EXERCISE DATA start
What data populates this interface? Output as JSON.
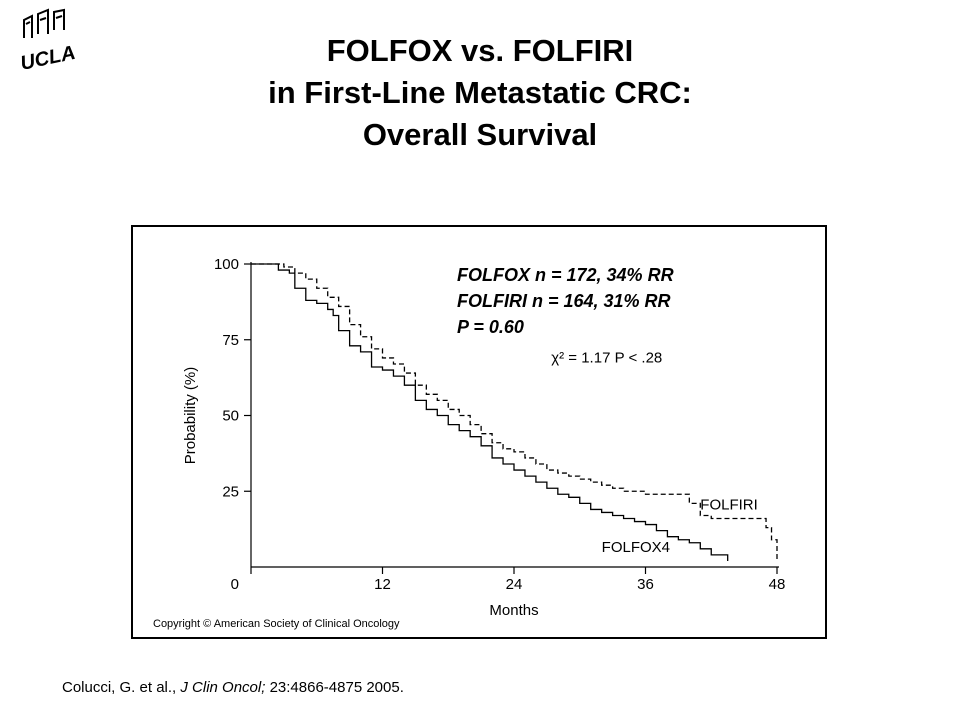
{
  "title": {
    "line1": "FOLFOX vs. FOLFIRI",
    "line2": "in First-Line Metastatic CRC:",
    "line3": "Overall Survival"
  },
  "logo": {
    "text": "UCLA"
  },
  "stats": {
    "line1": "FOLFOX n = 172, 34% RR",
    "line2": "FOLFIRI n = 164, 31% RR",
    "line3": "P = 0.60"
  },
  "citation": {
    "authors": "Colucci, G. et al., ",
    "journal": "J Clin Oncol;",
    "ref": " 23:4866-4875 2005."
  },
  "chart_data": {
    "type": "line",
    "title": "",
    "xlabel": "Months",
    "ylabel": "Probability (%)",
    "xlim": [
      0,
      48
    ],
    "ylim": [
      0,
      100
    ],
    "xticks": [
      0,
      12,
      24,
      36,
      48
    ],
    "yticks": [
      25,
      50,
      75,
      100
    ],
    "ytick_labels": [
      "25",
      "50",
      "75",
      "100"
    ],
    "xtick_labels": [
      "0",
      "12",
      "24",
      "36",
      "48"
    ],
    "origin_label": "0",
    "stat_annotation": "χ² = 1.17   P < .28",
    "copyright": "Copyright © American Society of Clinical Oncology",
    "series": [
      {
        "name": "FOLFOX4",
        "style": "solid",
        "color": "#000000",
        "x": [
          0,
          2,
          2.5,
          3.5,
          4,
          5,
          6,
          7,
          7.5,
          8,
          9,
          10,
          11,
          12,
          13,
          14,
          15,
          16,
          17,
          18,
          19,
          20,
          21,
          22,
          23,
          24,
          25,
          26,
          27,
          28,
          29,
          30,
          31,
          32,
          33,
          34,
          35,
          36,
          37,
          38,
          39,
          40,
          41,
          42,
          43.5
        ],
        "y": [
          100,
          100,
          98,
          97,
          92,
          88,
          87,
          85,
          83,
          78,
          73,
          71,
          66,
          65,
          63,
          60,
          55,
          52,
          50,
          47,
          45,
          43,
          40,
          36,
          34,
          32,
          30,
          28,
          26,
          24,
          23,
          21,
          19,
          18,
          17,
          16,
          15,
          14,
          12,
          10,
          9,
          8,
          6,
          4,
          2
        ]
      },
      {
        "name": "FOLFIRI",
        "style": "dashed",
        "color": "#000000",
        "x": [
          0,
          3,
          4,
          5,
          6,
          7,
          8,
          9,
          10,
          11,
          12,
          13,
          14,
          15,
          16,
          17,
          18,
          19,
          20,
          21,
          22,
          23,
          24,
          25,
          26,
          27,
          28,
          29,
          30,
          31,
          32,
          33,
          34,
          35,
          36,
          37,
          38,
          39,
          40,
          41,
          42,
          43,
          44,
          45,
          46,
          47,
          47.5,
          48
        ],
        "y": [
          100,
          99,
          97,
          95,
          92,
          89,
          86,
          80,
          76,
          72,
          69,
          67,
          64,
          60,
          57,
          55,
          52,
          50,
          47,
          44,
          41,
          39,
          38,
          36,
          34,
          32,
          31,
          30,
          29,
          28,
          27,
          26,
          25,
          25,
          24,
          24,
          24,
          24,
          21,
          17,
          16,
          16,
          16,
          16,
          16,
          13,
          9,
          2
        ]
      }
    ],
    "annotations": [
      {
        "text": "FOLFIRI",
        "x": 41,
        "y": 19
      },
      {
        "text": "FOLFOX4",
        "x": 32,
        "y": 5
      }
    ]
  }
}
EXERCISE DATA end
_SHORT EXERCISE_:
Return each line that includes "text".

_WRITTEN RESPONSE_:
    "text": "UCLA"
        "text": "FOLFIRI",
        "text": "FOLFOX4",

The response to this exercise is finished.